EXERCISE INSTRUCTIONS:
(a) Answer these about the text on Salmonella serovars:
(i) How many isolates were identified, and how many serovars did they belong to?
(ii) Which serovar was the most prevalent isolate, and how many times was it isolated?
(iii) According to Ammar et al. (2010), what was the detection rate of Salmonella Livingstone in poultry feces and litter?
(b) Please carry on the text on Salmonella serovars, starting after its last sentence.

EXTRACT TO READ:
....
The serovars involved in salmonellosis vary geographically (Uyttendaele et al., 1998). The international trade of agricultural, aquacultural, and manufactured food products has greatly facilitated the introduction of new Salmonella serovars within the geographical boundaries of importing countries. While some serovars maintain their dominant role over many years, such as Typhimurium, others emerge and decrease over time (D'aoust, 1994; Uyttendaele et al., 1998; Molla et al., 2003).

The number of Salmonella serovars identified is high, with 64 isolates belonging to 21 different serovars. This would likely reflect cross-contamination from multiple sources and poor hygiene conditions at the retail level. Thus, meat processing must be better controlled.

Salmonella Anatum was the most prevalent serovar isolated (n=9) as observed in other studies carried out in North Africa: in Tunisia from foods (Ben Aissa et al., 2007) and in Algeria from slaughter ovine and bovine carcasses (Nouichi and Hamdi, 2009). In Europe and the United States, Salmonella Typhimurium was reported to be the most frequent isolate (Yan et al., 2003; Busani et al., 2005; Brisabois et al., 2006; Jordan et al., 2006; Little et al., 2008).

The distribution of Salmonella serovars identified in the present study was heterogeneous. However, Salmonella Anatum was solely associated with raw red meat. This exclusivity does not always appear to be checked. While some authors are in accordance with this observation (Nyeleti et al., 2000; Molla et al., 2003; Yan et al., 2003; Busani et al., 2005; Brisabois et al., 2006; Humphrey and Jørgensen, 2006; Ben Aissa et al., 2007), Angkititrakul et al. (2005) reported that Salmonella Anatum could be also associated with poultry (33.3%).

Salmonella Agona and Salmonella Newport were also associated with red meat category. According to Guellouz and Ben Aissa (1995), Salmonella Agona would be more frequent in bovine or equine meats, while Salmonella Newport would be closely associated with livestock (Brands et al., 2005) and the consumption of horsemeat (Egorova et al., 2008).

The distribution of serovars in the poultry meat category showed a predominance of Salmonella Enteritidis (n=5). This is supported by previous data from around the world (Uyttendaele et al., 1998; Dominguez et al., 2002; Goncagül et al., 2005; Oliveira et al., 2006). The presence of Salmonella Enteritidis in poultry meat is a significant contamination risk, as many authors report that this serovar represents the main source of foodborne diseases (Humphrey and Jørgensen, 2006; Oliveira et al., 2006). In Algeria, Salmonella Enteritidis was the most frequently isolated from various poultry farm samples (Aboun et al., 2003) and particularly from laying-hen samples (Bouzidi et al., 2012). In poultry feces and litter, only two serovars were identified: Salmonella Typhimurium and Salmonella Livingstone, with a detection rate of 12% and 1.6%, respectively, while no Salmonella was found in spleen or liver (Ammar et al., 2010).
....
DATA:
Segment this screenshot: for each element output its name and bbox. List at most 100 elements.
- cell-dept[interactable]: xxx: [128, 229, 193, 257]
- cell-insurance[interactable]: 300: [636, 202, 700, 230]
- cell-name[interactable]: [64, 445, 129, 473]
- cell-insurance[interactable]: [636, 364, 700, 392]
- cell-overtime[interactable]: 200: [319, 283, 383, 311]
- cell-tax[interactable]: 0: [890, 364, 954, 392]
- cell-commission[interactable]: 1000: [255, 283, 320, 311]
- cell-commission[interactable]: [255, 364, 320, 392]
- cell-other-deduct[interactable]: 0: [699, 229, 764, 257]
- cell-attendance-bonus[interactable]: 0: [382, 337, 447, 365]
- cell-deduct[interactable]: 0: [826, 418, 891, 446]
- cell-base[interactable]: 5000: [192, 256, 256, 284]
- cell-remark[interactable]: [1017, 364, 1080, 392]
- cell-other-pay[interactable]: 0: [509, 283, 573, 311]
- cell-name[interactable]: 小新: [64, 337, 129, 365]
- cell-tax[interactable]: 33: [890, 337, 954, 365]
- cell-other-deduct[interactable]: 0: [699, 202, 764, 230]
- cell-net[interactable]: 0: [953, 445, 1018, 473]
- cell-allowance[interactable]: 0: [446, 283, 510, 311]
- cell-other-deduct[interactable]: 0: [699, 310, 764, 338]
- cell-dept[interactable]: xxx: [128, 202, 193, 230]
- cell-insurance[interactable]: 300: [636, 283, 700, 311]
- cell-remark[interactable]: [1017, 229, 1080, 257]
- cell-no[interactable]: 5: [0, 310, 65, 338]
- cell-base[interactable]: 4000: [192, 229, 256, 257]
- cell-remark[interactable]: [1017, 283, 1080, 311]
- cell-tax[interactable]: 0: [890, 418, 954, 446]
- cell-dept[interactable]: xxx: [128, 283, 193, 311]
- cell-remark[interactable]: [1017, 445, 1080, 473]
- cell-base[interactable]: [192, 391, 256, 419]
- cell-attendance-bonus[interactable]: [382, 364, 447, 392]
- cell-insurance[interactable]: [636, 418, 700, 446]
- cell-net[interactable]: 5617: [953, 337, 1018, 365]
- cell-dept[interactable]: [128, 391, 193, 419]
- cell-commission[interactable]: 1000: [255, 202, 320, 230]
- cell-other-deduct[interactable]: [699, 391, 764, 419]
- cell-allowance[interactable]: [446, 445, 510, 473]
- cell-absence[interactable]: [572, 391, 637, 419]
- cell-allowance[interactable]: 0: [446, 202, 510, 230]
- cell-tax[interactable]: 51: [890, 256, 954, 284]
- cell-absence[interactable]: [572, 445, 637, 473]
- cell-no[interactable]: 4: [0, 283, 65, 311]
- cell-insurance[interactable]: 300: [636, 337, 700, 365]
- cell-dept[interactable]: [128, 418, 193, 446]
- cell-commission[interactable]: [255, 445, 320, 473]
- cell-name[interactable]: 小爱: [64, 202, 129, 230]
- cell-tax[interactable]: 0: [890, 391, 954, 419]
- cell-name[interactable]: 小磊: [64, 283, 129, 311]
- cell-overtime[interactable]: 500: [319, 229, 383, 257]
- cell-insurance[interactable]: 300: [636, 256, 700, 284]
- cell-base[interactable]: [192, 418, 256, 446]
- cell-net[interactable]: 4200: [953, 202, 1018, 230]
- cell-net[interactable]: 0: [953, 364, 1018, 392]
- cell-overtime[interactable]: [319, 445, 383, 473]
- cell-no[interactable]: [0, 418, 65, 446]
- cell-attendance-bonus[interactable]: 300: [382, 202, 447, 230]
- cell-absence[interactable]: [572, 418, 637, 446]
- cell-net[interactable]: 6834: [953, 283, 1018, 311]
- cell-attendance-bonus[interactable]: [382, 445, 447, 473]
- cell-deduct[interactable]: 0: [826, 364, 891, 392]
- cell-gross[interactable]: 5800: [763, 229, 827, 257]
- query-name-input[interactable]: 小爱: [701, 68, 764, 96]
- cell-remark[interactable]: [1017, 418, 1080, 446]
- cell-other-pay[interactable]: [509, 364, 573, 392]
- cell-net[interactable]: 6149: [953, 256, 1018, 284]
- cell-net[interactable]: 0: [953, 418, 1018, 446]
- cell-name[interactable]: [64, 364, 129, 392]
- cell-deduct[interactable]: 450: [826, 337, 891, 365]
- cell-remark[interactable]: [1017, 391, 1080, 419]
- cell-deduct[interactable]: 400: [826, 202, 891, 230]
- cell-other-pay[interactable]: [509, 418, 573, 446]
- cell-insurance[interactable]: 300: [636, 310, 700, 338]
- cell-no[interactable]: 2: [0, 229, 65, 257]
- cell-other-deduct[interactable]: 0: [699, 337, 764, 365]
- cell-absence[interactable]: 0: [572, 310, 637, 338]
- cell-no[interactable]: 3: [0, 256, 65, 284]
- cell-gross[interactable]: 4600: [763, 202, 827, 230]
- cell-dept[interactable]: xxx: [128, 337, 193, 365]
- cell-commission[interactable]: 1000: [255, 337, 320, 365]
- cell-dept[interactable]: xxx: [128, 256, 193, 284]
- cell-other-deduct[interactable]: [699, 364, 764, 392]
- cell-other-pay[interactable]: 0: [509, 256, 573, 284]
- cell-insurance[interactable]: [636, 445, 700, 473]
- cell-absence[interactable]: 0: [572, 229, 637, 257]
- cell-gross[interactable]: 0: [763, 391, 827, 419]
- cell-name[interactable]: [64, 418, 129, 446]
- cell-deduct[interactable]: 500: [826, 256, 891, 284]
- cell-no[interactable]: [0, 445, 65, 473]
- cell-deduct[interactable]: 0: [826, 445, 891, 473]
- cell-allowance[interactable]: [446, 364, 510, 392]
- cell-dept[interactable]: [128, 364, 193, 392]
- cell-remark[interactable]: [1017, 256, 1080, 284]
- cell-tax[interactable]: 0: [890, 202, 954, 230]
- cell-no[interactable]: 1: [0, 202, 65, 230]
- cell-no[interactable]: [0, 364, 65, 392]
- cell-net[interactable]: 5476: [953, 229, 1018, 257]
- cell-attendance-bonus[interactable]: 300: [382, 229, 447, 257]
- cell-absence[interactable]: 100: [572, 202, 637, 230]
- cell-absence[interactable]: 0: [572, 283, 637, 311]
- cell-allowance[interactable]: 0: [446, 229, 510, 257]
....
OUTPUTS FOR THE TASKS:
(a)
(i) 64 isolates, belonging to 21 serovars
(ii) Salmonella Anatum, 9 times
(iii) 1.6%

(b)
In breeder farms and slaughterhouses, Salmonella Hadar was the most commonly identified (Elgroud et al., 2009). This serovar was also the most prevalent in poultry in Senegal (Cardinale et al., 2005) and the second most frequently reported serovar in Belgium (Uyttendaele et al., 1998) and in Spain (Dominguez et al., 2002).

Salmonella Heidelberg, another serovar common in poultry, was found to be predominant in retail chicken (Berrang et al., 2006; Zhao et al., 2008).

In the category of processed meat products, two serovars were identified: Salmonella Altona and Salmonella Indiana. These serovars were also associated in the current study with raw red meat and poultry meat categories. From this, contamination recorded in meat products is likely to originate from contaminated ground meat used for their preparation. Furthermore, the heat treatment that these products undergo seems insufficient to kill off Salmonella that contaminate the core of raw material.

Antimicrobial resistance

The increase and spread of antimicrobial-resistant Salmonella has been associated with extensive use of antimicrobial agents, not only in human and veterinary medicine, but also in livestock production for disease prevention or as growth promoters (Cruchaga et al., 2001; Antunes et al., 2003; Angkititrakul et al., 2005; Bada-Alambedji et al., 2006; Van et al., 2007; Little et al., 2008). This phenomenon can limit the therapeutic options for clinical cases that require antimicrobial treatment (Cruchaga et al., 2001).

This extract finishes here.